§ Excerpt provided:
= Project Third Chance =

U.S. Army intelligence project (1961–1963)

Project Third Chance was a covert, experimental program conducted by U.S. Army Intelligence between 1961 and 1963. The project’s stated goal was "operational field testing of LSD" as an aid to counterintelligence interrogation, primarily taking place in Europe. Along with Project Derby Hat, it constituted the third and final phase of the Army's "Material Testing Program EA 1729," "EA 1729" being the Army's designator for LSD. Third Chance and Derby Hat together involved 16 unwitting nonvolunteer subjects who were interrogated after receiving the drug. One notable subject was U.S. Army Private James Robert Thornwell.

==Background and Execution==
The Army's LSD testing program ran from about 1955 to 1967.
Following two phases of laboratory testing involving more than 1,000 volunteers, the Army Assistant Chief of Staff for Intelligence (ACSI) authorized operational field testing of LSD. Project Third Chance received verbal approval from ACSI General Willems on December 7, 1960, and formally began field testing in May 1961.

Project Third Chance was carried out by an Army Special Purpose Team (SPT) in Europe, primarily between May and August 1961. The operation involved 11 separate interrogations of 10 "unwitting nonvolunteer subjects." All but one of the subjects were "alleged to be foreign intelligence sources or agents." The methodology included the covert administration of LSD to subjects prior to interrogation.

==Case of James Robert Thornwell==
The one known exception to the subjects being foreign agents was James Robert Thornwell, a U.S. Army private who was stationed in France and suspected of stealing classified documents.

Thornwell was subjected to six months of extensive, abusive, and unconventional interrogation tactics, including sleep and food deprivation, threats, and the unwitting administration of LSD and other drugs. The Church Report notes that Thornwell was the only U.S. soldier included in the Project Third Chance tests and that he "exhibited symptoms of severe paranoia while under the influence of the drug."

==Exposure and Aftermath==
Revelations regarding Project Third Chance, and the broader LSD testing program, came to light as part of the investigations by the Church Committee (United States Senate Select Committee to Study Governmental Operations with Respect to Intelligence Activities), whose final report detailed the extent of the testing in 1976.

§ What the task asks: Reproduce the Project Third Chance text word for word.

§ Raw data:
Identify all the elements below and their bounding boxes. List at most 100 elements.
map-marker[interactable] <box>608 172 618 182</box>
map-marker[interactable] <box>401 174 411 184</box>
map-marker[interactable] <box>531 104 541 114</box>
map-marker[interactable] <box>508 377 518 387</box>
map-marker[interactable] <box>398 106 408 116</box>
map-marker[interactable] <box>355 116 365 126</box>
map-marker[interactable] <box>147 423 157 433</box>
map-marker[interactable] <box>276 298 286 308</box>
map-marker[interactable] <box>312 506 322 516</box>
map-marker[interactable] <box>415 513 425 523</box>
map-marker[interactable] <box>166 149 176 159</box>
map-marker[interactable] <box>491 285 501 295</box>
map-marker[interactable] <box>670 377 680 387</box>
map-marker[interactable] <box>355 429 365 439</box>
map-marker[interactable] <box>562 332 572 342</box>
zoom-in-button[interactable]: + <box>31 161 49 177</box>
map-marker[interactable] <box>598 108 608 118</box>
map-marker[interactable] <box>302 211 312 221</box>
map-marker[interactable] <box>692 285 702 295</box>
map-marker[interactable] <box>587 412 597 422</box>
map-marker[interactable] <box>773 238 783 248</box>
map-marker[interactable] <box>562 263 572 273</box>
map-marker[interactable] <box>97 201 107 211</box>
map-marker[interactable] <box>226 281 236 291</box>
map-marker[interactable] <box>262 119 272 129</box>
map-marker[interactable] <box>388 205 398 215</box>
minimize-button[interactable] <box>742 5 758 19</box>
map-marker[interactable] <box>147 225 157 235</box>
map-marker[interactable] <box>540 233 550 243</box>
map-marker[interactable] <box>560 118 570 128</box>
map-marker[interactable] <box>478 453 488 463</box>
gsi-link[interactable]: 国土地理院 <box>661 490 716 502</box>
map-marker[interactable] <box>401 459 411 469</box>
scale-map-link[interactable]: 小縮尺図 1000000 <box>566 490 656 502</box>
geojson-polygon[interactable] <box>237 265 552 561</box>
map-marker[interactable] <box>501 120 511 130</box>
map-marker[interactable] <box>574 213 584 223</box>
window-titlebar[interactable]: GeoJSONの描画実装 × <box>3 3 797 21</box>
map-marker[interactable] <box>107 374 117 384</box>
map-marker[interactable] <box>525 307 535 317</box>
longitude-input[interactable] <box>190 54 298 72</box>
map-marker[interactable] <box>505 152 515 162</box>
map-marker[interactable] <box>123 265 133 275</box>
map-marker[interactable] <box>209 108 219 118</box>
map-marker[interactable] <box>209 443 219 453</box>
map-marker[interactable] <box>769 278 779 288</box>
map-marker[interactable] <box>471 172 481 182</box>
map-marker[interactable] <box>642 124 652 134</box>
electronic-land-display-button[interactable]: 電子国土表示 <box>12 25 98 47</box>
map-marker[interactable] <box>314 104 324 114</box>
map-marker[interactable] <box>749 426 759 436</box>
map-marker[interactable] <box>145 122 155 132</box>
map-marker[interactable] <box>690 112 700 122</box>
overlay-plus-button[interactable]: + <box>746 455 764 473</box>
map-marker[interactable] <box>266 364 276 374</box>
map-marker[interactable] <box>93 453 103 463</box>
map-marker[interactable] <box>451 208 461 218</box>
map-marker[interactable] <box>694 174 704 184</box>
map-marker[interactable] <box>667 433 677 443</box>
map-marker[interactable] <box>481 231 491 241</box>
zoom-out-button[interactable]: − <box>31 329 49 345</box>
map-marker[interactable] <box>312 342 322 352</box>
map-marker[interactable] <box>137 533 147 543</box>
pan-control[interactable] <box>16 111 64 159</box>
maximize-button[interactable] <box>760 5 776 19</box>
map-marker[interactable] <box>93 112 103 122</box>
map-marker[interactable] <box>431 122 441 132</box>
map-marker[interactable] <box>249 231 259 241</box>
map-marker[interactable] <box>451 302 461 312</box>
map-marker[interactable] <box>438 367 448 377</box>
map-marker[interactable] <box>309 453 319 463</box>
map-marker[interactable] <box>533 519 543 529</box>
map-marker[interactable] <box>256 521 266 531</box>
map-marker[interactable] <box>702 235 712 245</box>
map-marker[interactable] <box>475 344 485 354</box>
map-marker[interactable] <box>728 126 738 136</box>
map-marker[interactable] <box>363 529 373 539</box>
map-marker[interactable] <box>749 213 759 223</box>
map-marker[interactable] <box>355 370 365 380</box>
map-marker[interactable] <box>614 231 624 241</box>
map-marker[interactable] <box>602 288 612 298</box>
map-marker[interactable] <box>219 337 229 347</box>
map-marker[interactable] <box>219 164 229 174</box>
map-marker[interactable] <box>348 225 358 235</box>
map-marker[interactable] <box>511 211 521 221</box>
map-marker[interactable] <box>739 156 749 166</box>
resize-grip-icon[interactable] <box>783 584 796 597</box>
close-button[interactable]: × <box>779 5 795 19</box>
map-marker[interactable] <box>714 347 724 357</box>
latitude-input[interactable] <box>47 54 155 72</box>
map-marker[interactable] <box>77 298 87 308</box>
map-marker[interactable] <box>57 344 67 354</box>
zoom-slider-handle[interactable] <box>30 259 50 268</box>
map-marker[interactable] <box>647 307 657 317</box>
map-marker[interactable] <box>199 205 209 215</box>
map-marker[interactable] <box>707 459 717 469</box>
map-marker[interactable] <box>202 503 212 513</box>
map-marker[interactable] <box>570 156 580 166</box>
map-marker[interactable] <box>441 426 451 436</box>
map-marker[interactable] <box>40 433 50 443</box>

§ Result for this task:
= Project Third Chance =

U.S. Army intelligence project (1961–1963)

Project Third Chance was a covert, experimental program conducted by U.S. Army Intelligence between 1961 and 1963. The project’s stated goal was "operational field testing of LSD" as an aid to counterintelligence interrogation, primarily taking place in Europe. Along with Project Derby Hat, it constituted the third and final phase of the Army's "Material Testing Program EA 1729," "EA 1729" being the Army's designator for LSD. Third Chance and Derby Hat together involved 16 unwitting nonvolunteer subjects who were interrogated after receiving the drug. One notable subject was U.S. Army Private James Robert Thornwell.

==Background and Execution==
The Army's LSD testing program ran from about 1955 to 1967.
Following two phases of laboratory testing involving more than 1,000 volunteers, the Army Assistant Chief of Staff for Intelligence (ACSI) authorized operational field testing of LSD. Project Third Chance received verbal approval from ACSI General Willems on December 7, 1960, and formally began field testing in May 1961.

Project Third Chance was carried out by an Army Special Purpose Team (SPT) in Europe, primarily between May and August 1961. The operation involved 11 separate interrogations of 10 "unwitting nonvolunteer subjects." All but one of the subjects were "alleged to be foreign intelligence sources or agents." The methodology included the covert administration of LSD to subjects prior to interrogation.

==Case of James Robert Thornwell==
The one known exception to the subjects being foreign agents was James Robert Thornwell, a U.S. Army private who was stationed in France and suspected of stealing classified documents.

Thornwell was subjected to six months of extensive, abusive, and unconventional interrogation tactics, including sleep and food deprivation, threats, and the unwitting administration of LSD and other drugs. The Church Report notes that Thornwell was the only U.S. soldier included in the Project Third Chance tests and that he "exhibited symptoms of severe paranoia while under the influence of the drug."

==Exposure and Aftermath==
Revelations regarding Project Third Chance, and the broader LSD testing program, came to light as part of the investigations by the Church Committee (United States Senate Select Committee to Study Governmental Operations with Respect to Intelligence Activities), whose final report detailed the extent of the testing in 1976.